Give the data below again exactly as written, without its pictures.

* START *

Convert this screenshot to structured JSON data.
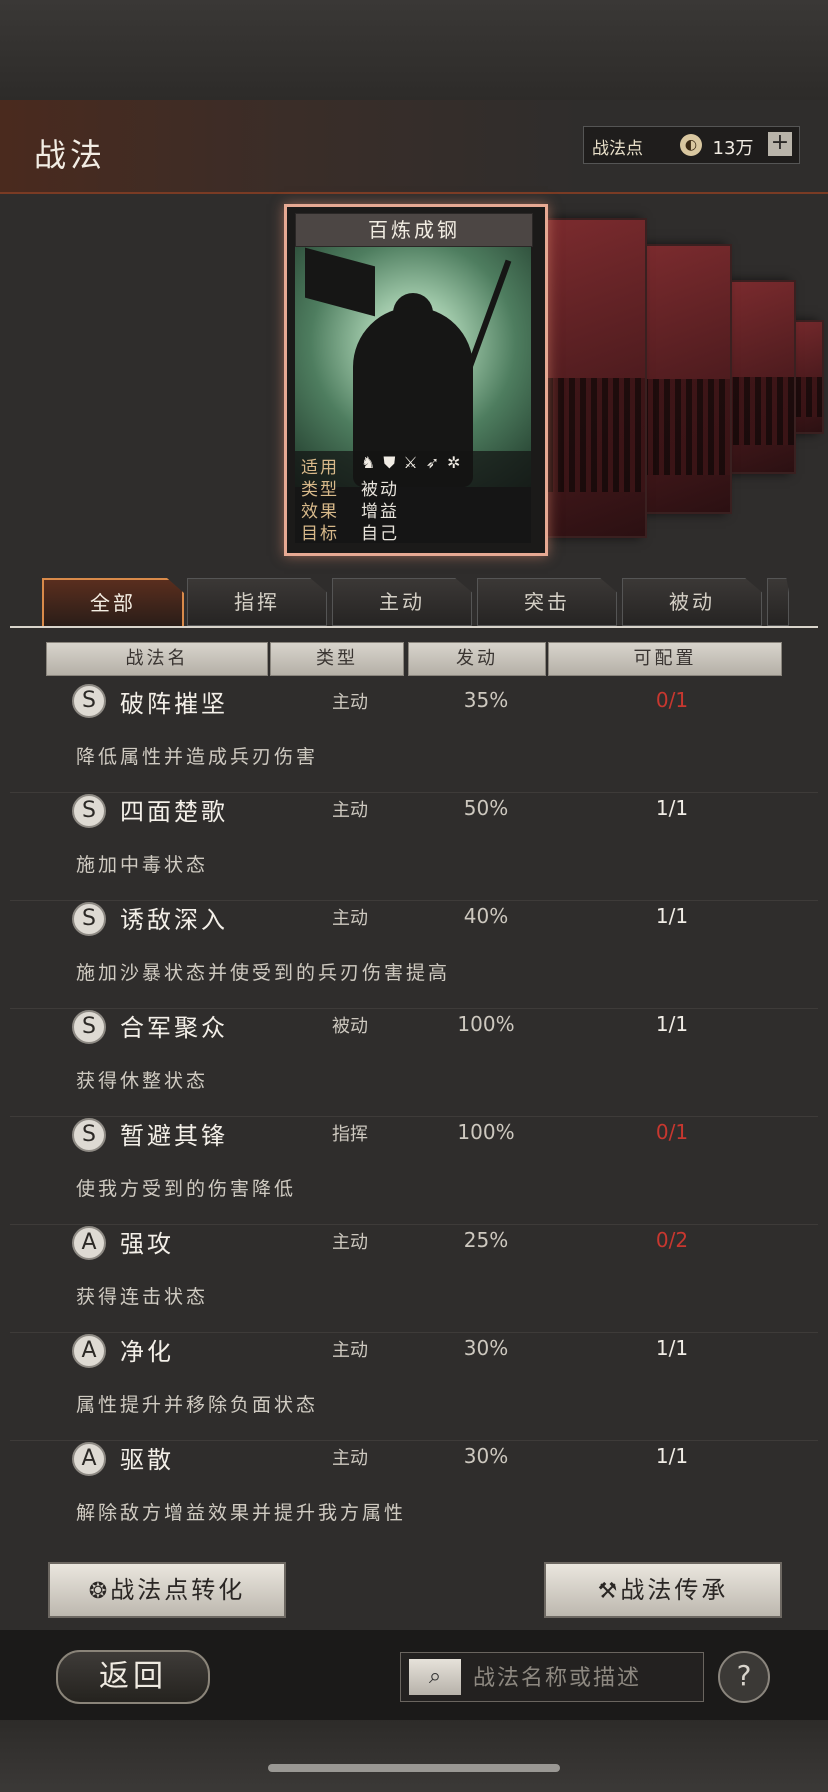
{
  "header": {
    "title": "战法",
    "points_label": "战法点",
    "points_value": "13万",
    "plus_label": "+"
  },
  "card": {
    "title": "百炼成钢",
    "stats": [
      {
        "key": "适用",
        "value": ""
      },
      {
        "key": "类型",
        "value": "被动"
      },
      {
        "key": "效果",
        "value": "增益"
      },
      {
        "key": "目标",
        "value": "自己"
      }
    ],
    "unit_icons": [
      "cavalry-icon",
      "shield-icon",
      "bow-icon",
      "spear-icon",
      "wheel-icon"
    ]
  },
  "tabs": [
    "全部",
    "指挥",
    "主动",
    "突击",
    "被动"
  ],
  "active_tab": 0,
  "table_headers": [
    "战法名",
    "类型",
    "发动",
    "可配置"
  ],
  "skills": [
    {
      "grade": "S",
      "name": "破阵摧坚",
      "type": "主动",
      "rate": "35%",
      "config": "0/1",
      "config_red": true,
      "desc": "降低属性并造成兵刃伤害"
    },
    {
      "grade": "S",
      "name": "四面楚歌",
      "type": "主动",
      "rate": "50%",
      "config": "1/1",
      "config_red": false,
      "desc": "施加中毒状态"
    },
    {
      "grade": "S",
      "name": "诱敌深入",
      "type": "主动",
      "rate": "40%",
      "config": "1/1",
      "config_red": false,
      "desc": "施加沙暴状态并使受到的兵刃伤害提高"
    },
    {
      "grade": "S",
      "name": "合军聚众",
      "type": "被动",
      "rate": "100%",
      "config": "1/1",
      "config_red": false,
      "desc": "获得休整状态"
    },
    {
      "grade": "S",
      "name": "暂避其锋",
      "type": "指挥",
      "rate": "100%",
      "config": "0/1",
      "config_red": true,
      "desc": "使我方受到的伤害降低"
    },
    {
      "grade": "A",
      "name": "强攻",
      "type": "主动",
      "rate": "25%",
      "config": "0/2",
      "config_red": true,
      "desc": "获得连击状态"
    },
    {
      "grade": "A",
      "name": "净化",
      "type": "主动",
      "rate": "30%",
      "config": "1/1",
      "config_red": false,
      "desc": "属性提升并移除负面状态"
    },
    {
      "grade": "A",
      "name": "驱散",
      "type": "主动",
      "rate": "30%",
      "config": "1/1",
      "config_red": false,
      "desc": "解除敌方增益效果并提升我方属性"
    }
  ],
  "buttons": {
    "convert": "战法点转化",
    "inherit": "战法传承",
    "back": "返回",
    "help": "?"
  },
  "search": {
    "placeholder": "战法名称或描述"
  },
  "colors": {
    "accent": "#d98a4a",
    "warn": "#c8372f"
  }
}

* END *

• [PROBLEM SOLUTION]:
Convert this screenshot to structured JSON data.
{
  "header": {
    "title": "战法",
    "points_label": "战法点",
    "points_value": "13万",
    "plus_label": "+"
  },
  "card": {
    "title": "百炼成钢",
    "stats": [
      {
        "key": "适用",
        "value": ""
      },
      {
        "key": "类型",
        "value": "被动"
      },
      {
        "key": "效果",
        "value": "增益"
      },
      {
        "key": "目标",
        "value": "自己"
      }
    ],
    "unit_icons": [
      "cavalry-icon",
      "shield-icon",
      "bow-icon",
      "spear-icon",
      "wheel-icon"
    ]
  },
  "tabs": [
    "全部",
    "指挥",
    "主动",
    "突击",
    "被动"
  ],
  "active_tab": 0,
  "table_headers": [
    "战法名",
    "类型",
    "发动",
    "可配置"
  ],
  "skills": [
    {
      "grade": "S",
      "name": "破阵摧坚",
      "type": "主动",
      "rate": "35%",
      "config": "0/1",
      "config_red": true,
      "desc": "降低属性并造成兵刃伤害"
    },
    {
      "grade": "S",
      "name": "四面楚歌",
      "type": "主动",
      "rate": "50%",
      "config": "1/1",
      "config_red": false,
      "desc": "施加中毒状态"
    },
    {
      "grade": "S",
      "name": "诱敌深入",
      "type": "主动",
      "rate": "40%",
      "config": "1/1",
      "config_red": false,
      "desc": "施加沙暴状态并使受到的兵刃伤害提高"
    },
    {
      "grade": "S",
      "name": "合军聚众",
      "type": "被动",
      "rate": "100%",
      "config": "1/1",
      "config_red": false,
      "desc": "获得休整状态"
    },
    {
      "grade": "S",
      "name": "暂避其锋",
      "type": "指挥",
      "rate": "100%",
      "config": "0/1",
      "config_red": true,
      "desc": "使我方受到的伤害降低"
    },
    {
      "grade": "A",
      "name": "强攻",
      "type": "主动",
      "rate": "25%",
      "config": "0/2",
      "config_red": true,
      "desc": "获得连击状态"
    },
    {
      "grade": "A",
      "name": "净化",
      "type": "主动",
      "rate": "30%",
      "config": "1/1",
      "config_red": false,
      "desc": "属性提升并移除负面状态"
    },
    {
      "grade": "A",
      "name": "驱散",
      "type": "主动",
      "rate": "30%",
      "config": "1/1",
      "config_red": false,
      "desc": "解除敌方增益效果并提升我方属性"
    }
  ],
  "buttons": {
    "convert": "战法点转化",
    "inherit": "战法传承",
    "back": "返回",
    "help": "?"
  },
  "search": {
    "placeholder": "战法名称或描述"
  },
  "colors": {
    "accent": "#d98a4a",
    "warn": "#c8372f"
  }
}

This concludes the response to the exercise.